- EXERCISE REQUIREMENTS: From the records, pick out and copy each line containing "ylabel".

(Figure record extracts)
┄┄┄┄┄┄
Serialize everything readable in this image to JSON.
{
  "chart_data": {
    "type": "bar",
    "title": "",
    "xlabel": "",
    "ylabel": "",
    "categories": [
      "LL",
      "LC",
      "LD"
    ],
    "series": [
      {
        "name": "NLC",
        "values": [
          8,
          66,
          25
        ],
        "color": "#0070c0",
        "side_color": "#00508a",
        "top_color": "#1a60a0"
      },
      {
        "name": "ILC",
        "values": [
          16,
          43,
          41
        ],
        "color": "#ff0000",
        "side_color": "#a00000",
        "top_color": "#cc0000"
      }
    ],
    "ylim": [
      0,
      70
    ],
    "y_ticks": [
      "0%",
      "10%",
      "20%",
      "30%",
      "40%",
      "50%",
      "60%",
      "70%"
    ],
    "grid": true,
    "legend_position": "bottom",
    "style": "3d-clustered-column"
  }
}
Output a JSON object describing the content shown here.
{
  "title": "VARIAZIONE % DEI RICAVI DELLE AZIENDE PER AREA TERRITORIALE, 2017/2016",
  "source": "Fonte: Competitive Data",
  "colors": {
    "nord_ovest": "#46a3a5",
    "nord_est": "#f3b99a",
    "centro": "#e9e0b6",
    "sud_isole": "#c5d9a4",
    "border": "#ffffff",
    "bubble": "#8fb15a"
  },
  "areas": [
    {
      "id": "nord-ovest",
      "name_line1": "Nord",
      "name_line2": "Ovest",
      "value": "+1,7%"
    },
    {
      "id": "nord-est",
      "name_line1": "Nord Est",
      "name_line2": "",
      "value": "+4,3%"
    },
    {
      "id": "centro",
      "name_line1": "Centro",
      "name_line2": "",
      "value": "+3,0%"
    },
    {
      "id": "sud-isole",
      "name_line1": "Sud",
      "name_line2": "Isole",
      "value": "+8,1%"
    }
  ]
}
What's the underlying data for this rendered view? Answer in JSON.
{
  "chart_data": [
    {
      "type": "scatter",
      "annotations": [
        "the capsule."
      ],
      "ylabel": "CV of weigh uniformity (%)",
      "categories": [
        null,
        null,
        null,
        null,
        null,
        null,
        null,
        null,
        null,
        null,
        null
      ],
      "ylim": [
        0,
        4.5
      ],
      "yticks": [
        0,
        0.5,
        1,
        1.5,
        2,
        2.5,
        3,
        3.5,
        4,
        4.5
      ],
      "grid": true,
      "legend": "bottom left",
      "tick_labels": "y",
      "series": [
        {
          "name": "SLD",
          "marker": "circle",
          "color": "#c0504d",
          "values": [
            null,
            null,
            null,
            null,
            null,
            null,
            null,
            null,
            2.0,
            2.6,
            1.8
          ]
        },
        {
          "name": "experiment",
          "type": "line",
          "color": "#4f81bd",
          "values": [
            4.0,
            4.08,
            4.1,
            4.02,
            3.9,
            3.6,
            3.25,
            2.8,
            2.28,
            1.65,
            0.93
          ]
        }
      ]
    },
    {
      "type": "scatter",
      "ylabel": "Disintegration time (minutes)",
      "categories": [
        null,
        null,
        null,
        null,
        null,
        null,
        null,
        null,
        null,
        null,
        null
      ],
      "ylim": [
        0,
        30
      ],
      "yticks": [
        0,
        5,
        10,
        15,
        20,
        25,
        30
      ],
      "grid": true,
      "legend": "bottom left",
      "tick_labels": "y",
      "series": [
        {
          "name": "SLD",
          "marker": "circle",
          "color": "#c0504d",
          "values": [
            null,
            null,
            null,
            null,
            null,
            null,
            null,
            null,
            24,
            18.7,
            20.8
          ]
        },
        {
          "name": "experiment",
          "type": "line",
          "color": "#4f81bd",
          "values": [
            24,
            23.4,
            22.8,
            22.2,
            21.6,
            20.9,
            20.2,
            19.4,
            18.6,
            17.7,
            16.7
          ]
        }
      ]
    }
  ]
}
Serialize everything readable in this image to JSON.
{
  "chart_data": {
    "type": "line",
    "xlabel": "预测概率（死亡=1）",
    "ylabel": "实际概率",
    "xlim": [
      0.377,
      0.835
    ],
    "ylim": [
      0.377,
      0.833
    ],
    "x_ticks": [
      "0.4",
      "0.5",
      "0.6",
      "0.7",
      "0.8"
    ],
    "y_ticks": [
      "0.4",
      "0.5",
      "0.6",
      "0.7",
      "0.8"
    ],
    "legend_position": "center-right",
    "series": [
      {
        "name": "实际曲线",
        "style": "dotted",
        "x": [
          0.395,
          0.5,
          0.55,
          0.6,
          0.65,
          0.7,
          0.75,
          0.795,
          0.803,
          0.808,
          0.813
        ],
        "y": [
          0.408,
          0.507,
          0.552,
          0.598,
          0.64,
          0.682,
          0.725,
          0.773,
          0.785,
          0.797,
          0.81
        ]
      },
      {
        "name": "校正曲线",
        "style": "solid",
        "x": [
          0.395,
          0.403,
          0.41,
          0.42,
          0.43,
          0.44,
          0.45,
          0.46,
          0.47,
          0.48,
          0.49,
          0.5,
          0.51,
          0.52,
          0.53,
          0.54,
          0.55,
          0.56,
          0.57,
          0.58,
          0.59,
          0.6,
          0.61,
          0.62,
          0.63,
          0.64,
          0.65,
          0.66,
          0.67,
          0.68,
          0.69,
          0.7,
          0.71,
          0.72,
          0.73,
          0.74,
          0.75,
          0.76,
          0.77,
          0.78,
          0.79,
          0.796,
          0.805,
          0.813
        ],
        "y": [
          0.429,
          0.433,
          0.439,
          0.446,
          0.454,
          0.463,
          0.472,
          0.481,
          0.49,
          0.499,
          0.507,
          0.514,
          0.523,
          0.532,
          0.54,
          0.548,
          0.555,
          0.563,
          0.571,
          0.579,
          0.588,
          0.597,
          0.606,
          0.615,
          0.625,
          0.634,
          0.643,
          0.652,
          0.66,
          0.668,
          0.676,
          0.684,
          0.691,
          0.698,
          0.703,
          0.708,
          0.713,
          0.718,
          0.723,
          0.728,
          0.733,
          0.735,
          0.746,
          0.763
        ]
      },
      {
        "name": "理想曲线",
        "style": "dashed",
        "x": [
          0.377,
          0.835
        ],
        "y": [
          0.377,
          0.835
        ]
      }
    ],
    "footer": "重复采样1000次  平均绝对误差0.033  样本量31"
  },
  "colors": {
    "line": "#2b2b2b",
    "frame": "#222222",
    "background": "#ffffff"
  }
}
┄┄┄┄┄┄
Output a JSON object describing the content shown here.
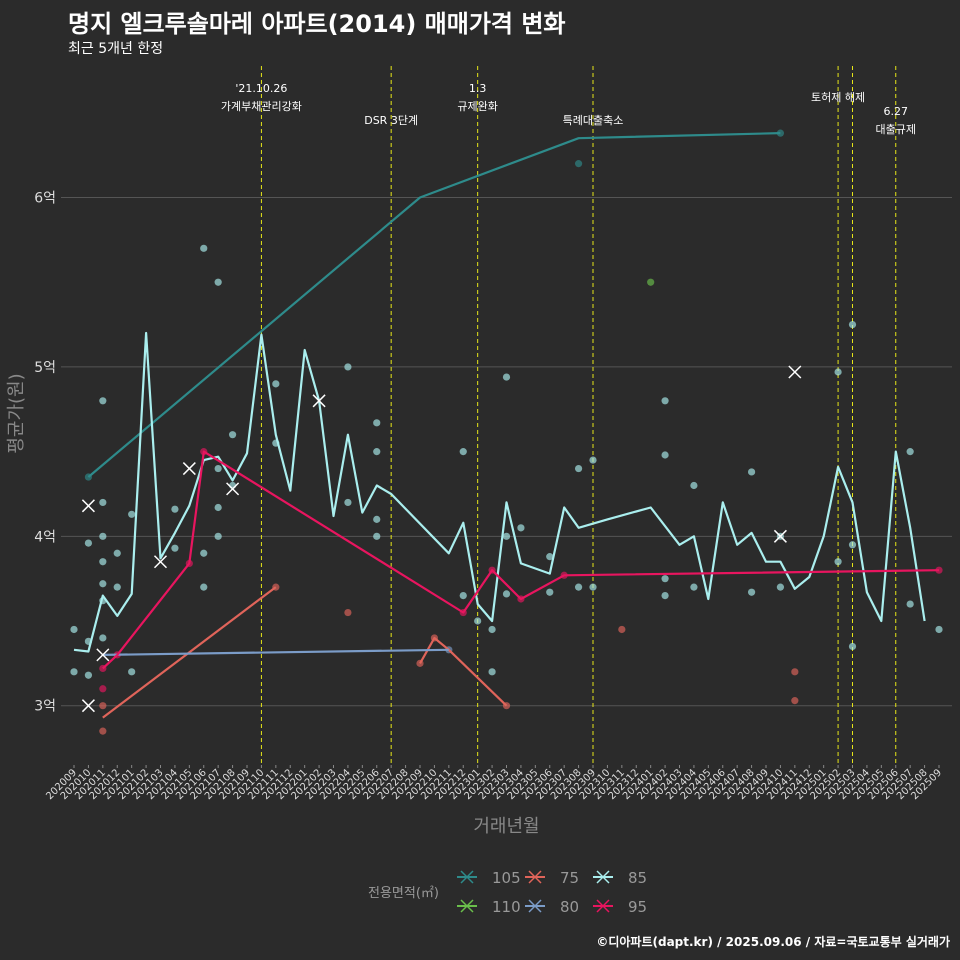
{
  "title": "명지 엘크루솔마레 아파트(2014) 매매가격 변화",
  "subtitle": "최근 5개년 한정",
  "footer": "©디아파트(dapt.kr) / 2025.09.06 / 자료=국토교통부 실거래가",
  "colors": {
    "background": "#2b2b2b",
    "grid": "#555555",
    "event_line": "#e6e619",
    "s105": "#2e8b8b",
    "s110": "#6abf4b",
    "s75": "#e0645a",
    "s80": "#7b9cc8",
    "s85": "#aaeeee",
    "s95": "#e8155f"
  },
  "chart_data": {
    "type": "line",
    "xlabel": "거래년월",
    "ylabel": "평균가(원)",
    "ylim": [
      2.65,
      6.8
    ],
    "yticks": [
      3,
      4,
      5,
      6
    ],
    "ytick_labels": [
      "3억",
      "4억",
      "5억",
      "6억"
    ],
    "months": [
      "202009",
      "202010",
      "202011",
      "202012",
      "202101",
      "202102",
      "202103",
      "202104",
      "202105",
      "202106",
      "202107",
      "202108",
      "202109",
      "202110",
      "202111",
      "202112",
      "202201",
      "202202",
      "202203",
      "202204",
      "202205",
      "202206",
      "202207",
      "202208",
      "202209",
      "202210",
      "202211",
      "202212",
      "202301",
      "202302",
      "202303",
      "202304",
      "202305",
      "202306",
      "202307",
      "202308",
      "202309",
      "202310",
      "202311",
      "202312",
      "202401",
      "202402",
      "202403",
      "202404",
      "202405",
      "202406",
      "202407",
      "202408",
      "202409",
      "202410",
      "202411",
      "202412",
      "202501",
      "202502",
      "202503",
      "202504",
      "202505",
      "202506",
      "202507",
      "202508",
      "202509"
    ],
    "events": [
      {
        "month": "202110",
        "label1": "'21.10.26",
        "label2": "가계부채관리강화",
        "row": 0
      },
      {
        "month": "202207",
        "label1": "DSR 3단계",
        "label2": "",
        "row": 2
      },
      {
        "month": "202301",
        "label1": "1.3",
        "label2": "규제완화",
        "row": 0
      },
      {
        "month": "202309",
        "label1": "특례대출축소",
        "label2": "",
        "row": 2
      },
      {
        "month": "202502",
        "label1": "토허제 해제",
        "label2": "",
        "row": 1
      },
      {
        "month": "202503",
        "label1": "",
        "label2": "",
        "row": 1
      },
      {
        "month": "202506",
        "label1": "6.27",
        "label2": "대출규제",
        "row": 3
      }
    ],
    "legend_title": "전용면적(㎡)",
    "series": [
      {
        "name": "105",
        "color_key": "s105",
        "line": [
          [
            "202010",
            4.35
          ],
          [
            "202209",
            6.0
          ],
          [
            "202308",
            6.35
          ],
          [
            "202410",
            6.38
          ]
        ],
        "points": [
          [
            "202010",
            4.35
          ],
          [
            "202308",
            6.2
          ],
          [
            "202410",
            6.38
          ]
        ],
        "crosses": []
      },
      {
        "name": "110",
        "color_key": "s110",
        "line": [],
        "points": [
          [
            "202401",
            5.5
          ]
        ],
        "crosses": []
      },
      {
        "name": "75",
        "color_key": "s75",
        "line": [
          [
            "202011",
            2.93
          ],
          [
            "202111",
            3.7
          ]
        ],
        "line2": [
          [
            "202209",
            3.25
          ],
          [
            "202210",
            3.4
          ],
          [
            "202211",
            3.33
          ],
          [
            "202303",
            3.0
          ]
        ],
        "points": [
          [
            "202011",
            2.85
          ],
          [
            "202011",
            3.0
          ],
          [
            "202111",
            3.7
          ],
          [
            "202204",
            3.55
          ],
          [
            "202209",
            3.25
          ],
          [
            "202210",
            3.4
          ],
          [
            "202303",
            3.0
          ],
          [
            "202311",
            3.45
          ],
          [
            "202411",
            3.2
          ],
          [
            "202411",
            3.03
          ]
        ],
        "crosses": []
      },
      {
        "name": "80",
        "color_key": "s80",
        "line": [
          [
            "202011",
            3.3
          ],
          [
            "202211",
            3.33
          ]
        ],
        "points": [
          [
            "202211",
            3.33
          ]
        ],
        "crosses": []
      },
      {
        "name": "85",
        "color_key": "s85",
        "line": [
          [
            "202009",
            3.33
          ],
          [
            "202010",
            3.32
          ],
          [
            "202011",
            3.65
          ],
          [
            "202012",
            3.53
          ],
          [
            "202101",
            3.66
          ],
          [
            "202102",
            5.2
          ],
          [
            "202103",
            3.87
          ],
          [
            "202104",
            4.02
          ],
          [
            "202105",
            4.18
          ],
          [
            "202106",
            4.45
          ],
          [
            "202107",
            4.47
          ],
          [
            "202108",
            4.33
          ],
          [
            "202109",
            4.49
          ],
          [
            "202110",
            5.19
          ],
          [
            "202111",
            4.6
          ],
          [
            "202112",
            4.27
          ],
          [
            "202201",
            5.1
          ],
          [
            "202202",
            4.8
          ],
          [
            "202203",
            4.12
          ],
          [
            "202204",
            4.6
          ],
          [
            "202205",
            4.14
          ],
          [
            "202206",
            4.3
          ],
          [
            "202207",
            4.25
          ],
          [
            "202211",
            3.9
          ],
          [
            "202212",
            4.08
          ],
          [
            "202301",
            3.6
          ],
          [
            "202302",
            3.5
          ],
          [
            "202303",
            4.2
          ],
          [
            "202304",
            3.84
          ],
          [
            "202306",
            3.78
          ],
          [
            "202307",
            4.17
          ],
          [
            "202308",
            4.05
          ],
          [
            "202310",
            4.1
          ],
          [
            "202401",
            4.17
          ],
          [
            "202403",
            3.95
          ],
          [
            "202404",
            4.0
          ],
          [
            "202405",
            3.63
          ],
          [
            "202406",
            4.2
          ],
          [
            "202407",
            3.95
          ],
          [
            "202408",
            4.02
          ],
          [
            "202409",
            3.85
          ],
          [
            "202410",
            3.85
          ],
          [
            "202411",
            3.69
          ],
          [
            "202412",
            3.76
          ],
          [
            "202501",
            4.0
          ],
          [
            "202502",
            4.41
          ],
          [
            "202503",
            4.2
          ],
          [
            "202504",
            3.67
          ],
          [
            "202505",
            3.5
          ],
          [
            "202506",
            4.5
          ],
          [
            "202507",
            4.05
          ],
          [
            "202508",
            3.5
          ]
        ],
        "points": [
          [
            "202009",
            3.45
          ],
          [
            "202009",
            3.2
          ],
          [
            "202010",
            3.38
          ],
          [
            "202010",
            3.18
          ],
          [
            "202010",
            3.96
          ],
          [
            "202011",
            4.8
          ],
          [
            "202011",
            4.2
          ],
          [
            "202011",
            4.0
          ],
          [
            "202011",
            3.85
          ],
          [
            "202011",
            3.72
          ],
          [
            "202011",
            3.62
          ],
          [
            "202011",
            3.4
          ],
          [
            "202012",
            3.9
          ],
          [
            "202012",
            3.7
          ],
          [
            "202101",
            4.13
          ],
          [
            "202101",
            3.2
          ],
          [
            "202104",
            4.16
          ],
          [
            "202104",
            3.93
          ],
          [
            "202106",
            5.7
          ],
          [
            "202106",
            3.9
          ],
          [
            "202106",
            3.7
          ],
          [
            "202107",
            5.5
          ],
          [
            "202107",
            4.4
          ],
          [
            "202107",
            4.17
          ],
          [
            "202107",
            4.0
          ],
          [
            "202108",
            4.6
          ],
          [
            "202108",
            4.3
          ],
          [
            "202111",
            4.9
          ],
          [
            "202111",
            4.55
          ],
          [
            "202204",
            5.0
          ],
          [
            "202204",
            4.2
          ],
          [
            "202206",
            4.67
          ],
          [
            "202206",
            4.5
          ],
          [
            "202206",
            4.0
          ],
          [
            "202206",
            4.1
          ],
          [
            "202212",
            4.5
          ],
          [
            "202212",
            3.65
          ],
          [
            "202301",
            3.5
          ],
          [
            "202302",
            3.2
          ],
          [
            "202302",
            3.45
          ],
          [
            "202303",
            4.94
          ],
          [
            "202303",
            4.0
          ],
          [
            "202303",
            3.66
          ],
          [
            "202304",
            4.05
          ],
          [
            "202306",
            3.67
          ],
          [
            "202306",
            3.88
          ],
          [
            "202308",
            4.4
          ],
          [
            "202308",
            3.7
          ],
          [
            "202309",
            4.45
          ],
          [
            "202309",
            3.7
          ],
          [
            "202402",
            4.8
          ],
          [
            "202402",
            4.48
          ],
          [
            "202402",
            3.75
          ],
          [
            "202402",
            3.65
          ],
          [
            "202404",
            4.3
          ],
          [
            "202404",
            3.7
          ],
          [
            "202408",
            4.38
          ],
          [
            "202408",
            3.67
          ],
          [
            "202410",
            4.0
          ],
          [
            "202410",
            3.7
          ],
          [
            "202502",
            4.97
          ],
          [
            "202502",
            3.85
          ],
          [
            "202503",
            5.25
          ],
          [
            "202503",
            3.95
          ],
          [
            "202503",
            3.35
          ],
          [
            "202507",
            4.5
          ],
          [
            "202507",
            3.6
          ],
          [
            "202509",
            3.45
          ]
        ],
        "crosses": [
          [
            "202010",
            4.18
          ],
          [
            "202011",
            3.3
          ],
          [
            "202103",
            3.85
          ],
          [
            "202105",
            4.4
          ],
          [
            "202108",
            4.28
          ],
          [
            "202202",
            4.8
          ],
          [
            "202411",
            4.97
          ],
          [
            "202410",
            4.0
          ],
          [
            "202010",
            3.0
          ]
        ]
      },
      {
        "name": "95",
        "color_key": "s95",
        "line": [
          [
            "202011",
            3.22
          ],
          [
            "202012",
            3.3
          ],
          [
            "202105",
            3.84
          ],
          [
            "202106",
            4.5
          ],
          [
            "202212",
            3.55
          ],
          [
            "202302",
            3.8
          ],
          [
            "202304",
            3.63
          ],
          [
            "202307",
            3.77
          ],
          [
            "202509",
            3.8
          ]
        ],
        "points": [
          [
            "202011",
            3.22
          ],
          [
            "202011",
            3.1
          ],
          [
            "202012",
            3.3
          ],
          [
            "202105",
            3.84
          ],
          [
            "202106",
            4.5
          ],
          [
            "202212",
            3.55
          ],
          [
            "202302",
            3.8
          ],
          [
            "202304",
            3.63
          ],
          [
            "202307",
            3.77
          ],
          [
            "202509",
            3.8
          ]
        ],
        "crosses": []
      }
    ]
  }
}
┄┄┄┄┄┄
- WORKED ANSWER:
    "ylabel": "",
      "ylabel": "CV of weigh uniformity (%)",
      "ylabel": "Disintegration time (minutes)",
    "ylabel": "实际概率",
    "ylabel": "평균가(원)",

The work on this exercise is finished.